** begin Records **
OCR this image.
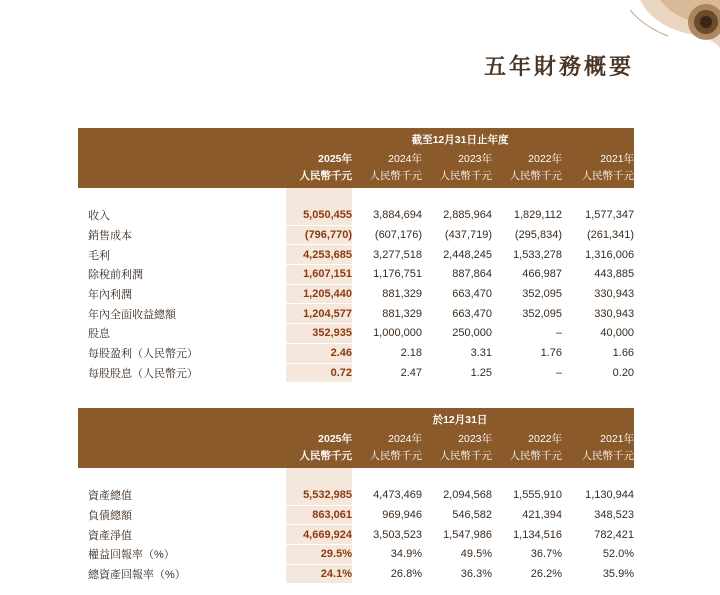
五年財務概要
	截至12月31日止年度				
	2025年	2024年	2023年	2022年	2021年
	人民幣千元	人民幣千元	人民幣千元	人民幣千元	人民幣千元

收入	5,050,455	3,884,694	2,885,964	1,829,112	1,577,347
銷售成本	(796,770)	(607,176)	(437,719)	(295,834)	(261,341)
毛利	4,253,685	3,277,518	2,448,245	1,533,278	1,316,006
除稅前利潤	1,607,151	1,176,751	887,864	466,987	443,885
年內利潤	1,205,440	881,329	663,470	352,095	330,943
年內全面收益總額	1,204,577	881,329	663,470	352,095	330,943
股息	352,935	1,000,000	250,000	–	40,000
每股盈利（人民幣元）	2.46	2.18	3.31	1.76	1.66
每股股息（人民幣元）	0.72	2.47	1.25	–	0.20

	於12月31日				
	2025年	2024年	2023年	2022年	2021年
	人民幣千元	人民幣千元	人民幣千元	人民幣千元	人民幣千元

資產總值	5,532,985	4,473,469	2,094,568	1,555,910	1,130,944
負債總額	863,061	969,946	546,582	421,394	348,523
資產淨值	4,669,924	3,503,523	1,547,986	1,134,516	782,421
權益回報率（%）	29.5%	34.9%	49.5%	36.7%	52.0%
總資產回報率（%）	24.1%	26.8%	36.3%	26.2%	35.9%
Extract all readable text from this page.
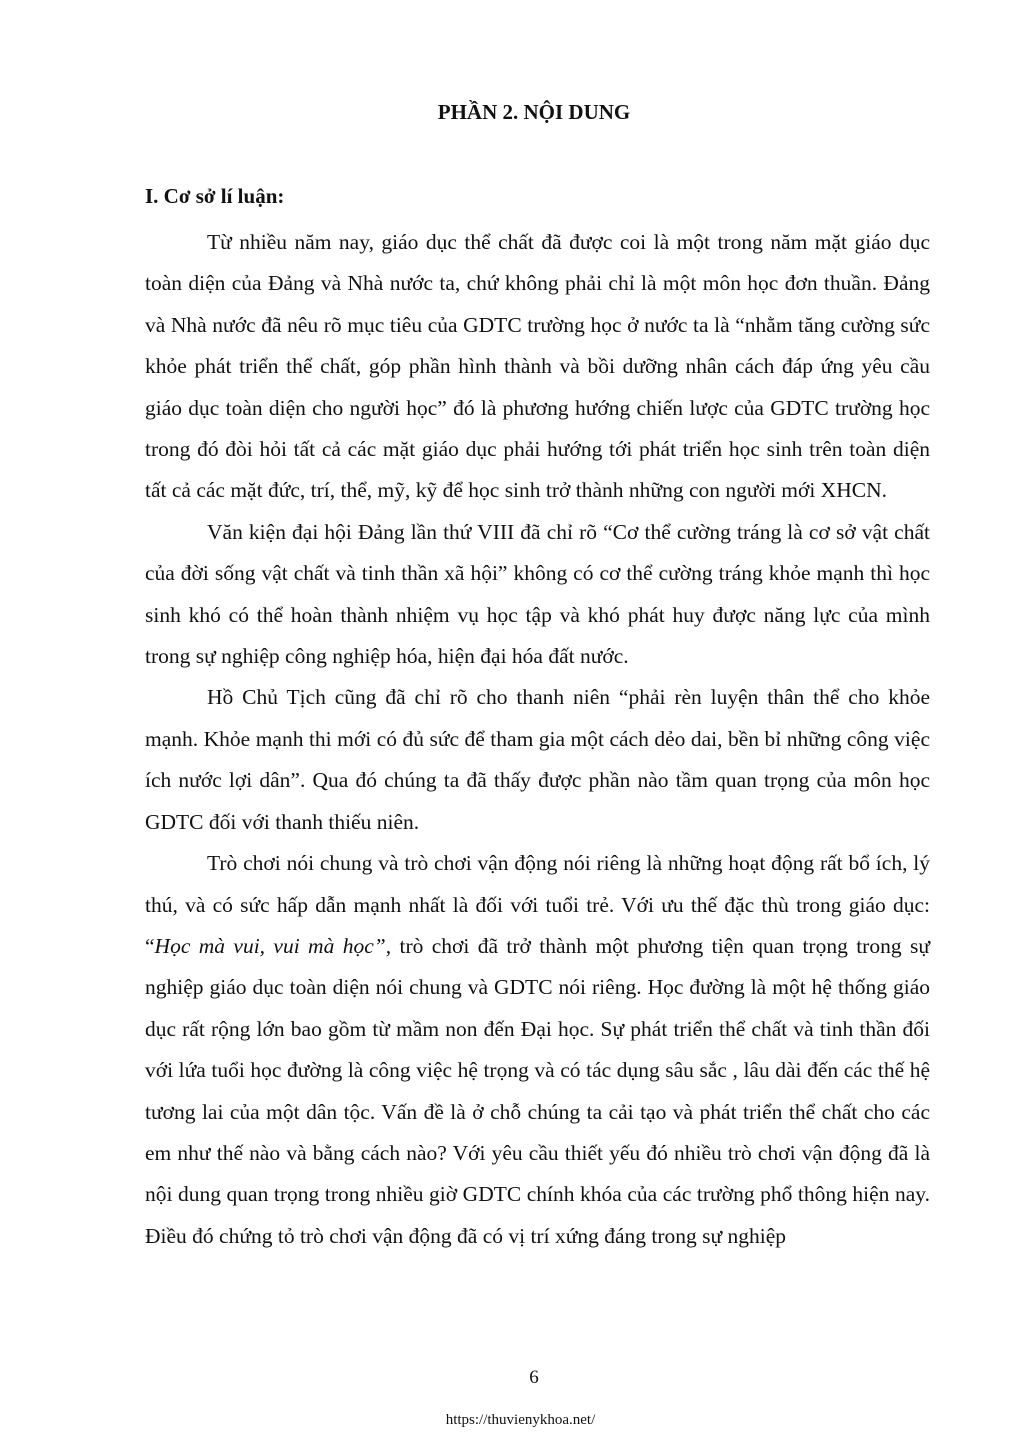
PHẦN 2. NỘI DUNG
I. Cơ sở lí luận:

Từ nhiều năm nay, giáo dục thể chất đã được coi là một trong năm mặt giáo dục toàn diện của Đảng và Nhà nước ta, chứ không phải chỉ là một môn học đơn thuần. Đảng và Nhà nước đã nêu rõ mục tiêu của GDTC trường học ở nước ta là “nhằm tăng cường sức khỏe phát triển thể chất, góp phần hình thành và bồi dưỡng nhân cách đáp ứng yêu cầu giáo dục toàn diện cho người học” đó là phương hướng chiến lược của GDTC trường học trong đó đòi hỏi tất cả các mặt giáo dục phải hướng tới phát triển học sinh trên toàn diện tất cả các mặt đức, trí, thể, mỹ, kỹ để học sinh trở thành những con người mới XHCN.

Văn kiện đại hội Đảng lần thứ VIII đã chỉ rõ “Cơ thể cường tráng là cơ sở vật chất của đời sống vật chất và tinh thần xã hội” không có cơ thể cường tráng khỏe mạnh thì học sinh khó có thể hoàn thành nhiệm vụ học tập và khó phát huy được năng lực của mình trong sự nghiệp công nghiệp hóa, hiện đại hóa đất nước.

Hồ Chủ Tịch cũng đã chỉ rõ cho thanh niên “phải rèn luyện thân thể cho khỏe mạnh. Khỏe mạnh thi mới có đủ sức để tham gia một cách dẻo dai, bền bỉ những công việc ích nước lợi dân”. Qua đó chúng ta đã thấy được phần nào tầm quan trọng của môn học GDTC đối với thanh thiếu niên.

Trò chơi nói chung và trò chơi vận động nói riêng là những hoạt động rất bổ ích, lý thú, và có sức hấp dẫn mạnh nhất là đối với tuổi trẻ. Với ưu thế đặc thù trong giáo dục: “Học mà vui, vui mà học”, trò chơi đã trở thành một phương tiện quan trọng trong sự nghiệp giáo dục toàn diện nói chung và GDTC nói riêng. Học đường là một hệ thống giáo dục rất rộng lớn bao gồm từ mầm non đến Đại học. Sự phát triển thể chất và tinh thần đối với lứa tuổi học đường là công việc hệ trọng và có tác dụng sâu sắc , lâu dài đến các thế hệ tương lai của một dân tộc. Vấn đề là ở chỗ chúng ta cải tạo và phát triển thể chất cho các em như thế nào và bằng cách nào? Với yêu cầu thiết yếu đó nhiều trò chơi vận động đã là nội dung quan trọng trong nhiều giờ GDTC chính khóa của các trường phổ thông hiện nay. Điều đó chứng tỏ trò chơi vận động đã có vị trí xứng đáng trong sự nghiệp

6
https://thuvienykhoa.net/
** end Records **
### Instructions to follow
Set the entries down again exactly. Do not include the images.

### Answer to this task
OCR this image.
五年財務概要
	截至12月31日止年度				
	2025年	2024年	2023年	2022年	2021年
	人民幣千元	人民幣千元	人民幣千元	人民幣千元	人民幣千元

收入	5,050,455	3,884,694	2,885,964	1,829,112	1,577,347
銷售成本	(796,770)	(607,176)	(437,719)	(295,834)	(261,341)
毛利	4,253,685	3,277,518	2,448,245	1,533,278	1,316,006
除稅前利潤	1,607,151	1,176,751	887,864	466,987	443,885
年內利潤	1,205,440	881,329	663,470	352,095	330,943
年內全面收益總額	1,204,577	881,329	663,470	352,095	330,943
股息	352,935	1,000,000	250,000	–	40,000
每股盈利（人民幣元）	2.46	2.18	3.31	1.76	1.66
每股股息（人民幣元）	0.72	2.47	1.25	–	0.20

	於12月31日				
	2025年	2024年	2023年	2022年	2021年
	人民幣千元	人民幣千元	人民幣千元	人民幣千元	人民幣千元

資產總值	5,532,985	4,473,469	2,094,568	1,555,910	1,130,944
負債總額	863,061	969,946	546,582	421,394	348,523
資產淨值	4,669,924	3,503,523	1,547,986	1,134,516	782,421
權益回報率（%）	29.5%	34.9%	49.5%	36.7%	52.0%
總資產回報率（%）	24.1%	26.8%	36.3%	26.2%	35.9%
Extract all readable text from this page.
PHẦN 2. NỘI DUNG
I. Cơ sở lí luận:

Từ nhiều năm nay, giáo dục thể chất đã được coi là một trong năm mặt giáo dục toàn diện của Đảng và Nhà nước ta, chứ không phải chỉ là một môn học đơn thuần. Đảng và Nhà nước đã nêu rõ mục tiêu của GDTC trường học ở nước ta là “nhằm tăng cường sức khỏe phát triển thể chất, góp phần hình thành và bồi dưỡng nhân cách đáp ứng yêu cầu giáo dục toàn diện cho người học” đó là phương hướng chiến lược của GDTC trường học trong đó đòi hỏi tất cả các mặt giáo dục phải hướng tới phát triển học sinh trên toàn diện tất cả các mặt đức, trí, thể, mỹ, kỹ để học sinh trở thành những con người mới XHCN.

Văn kiện đại hội Đảng lần thứ VIII đã chỉ rõ “Cơ thể cường tráng là cơ sở vật chất của đời sống vật chất và tinh thần xã hội” không có cơ thể cường tráng khỏe mạnh thì học sinh khó có thể hoàn thành nhiệm vụ học tập và khó phát huy được năng lực của mình trong sự nghiệp công nghiệp hóa, hiện đại hóa đất nước.

Hồ Chủ Tịch cũng đã chỉ rõ cho thanh niên “phải rèn luyện thân thể cho khỏe mạnh. Khỏe mạnh thi mới có đủ sức để tham gia một cách dẻo dai, bền bỉ những công việc ích nước lợi dân”. Qua đó chúng ta đã thấy được phần nào tầm quan trọng của môn học GDTC đối với thanh thiếu niên.

Trò chơi nói chung và trò chơi vận động nói riêng là những hoạt động rất bổ ích, lý thú, và có sức hấp dẫn mạnh nhất là đối với tuổi trẻ. Với ưu thế đặc thù trong giáo dục: “Học mà vui, vui mà học”, trò chơi đã trở thành một phương tiện quan trọng trong sự nghiệp giáo dục toàn diện nói chung và GDTC nói riêng. Học đường là một hệ thống giáo dục rất rộng lớn bao gồm từ mầm non đến Đại học. Sự phát triển thể chất và tinh thần đối với lứa tuổi học đường là công việc hệ trọng và có tác dụng sâu sắc , lâu dài đến các thế hệ tương lai của một dân tộc. Vấn đề là ở chỗ chúng ta cải tạo và phát triển thể chất cho các em như thế nào và bằng cách nào? Với yêu cầu thiết yếu đó nhiều trò chơi vận động đã là nội dung quan trọng trong nhiều giờ GDTC chính khóa của các trường phổ thông hiện nay. Điều đó chứng tỏ trò chơi vận động đã có vị trí xứng đáng trong sự nghiệp

6
https://thuvienykhoa.net/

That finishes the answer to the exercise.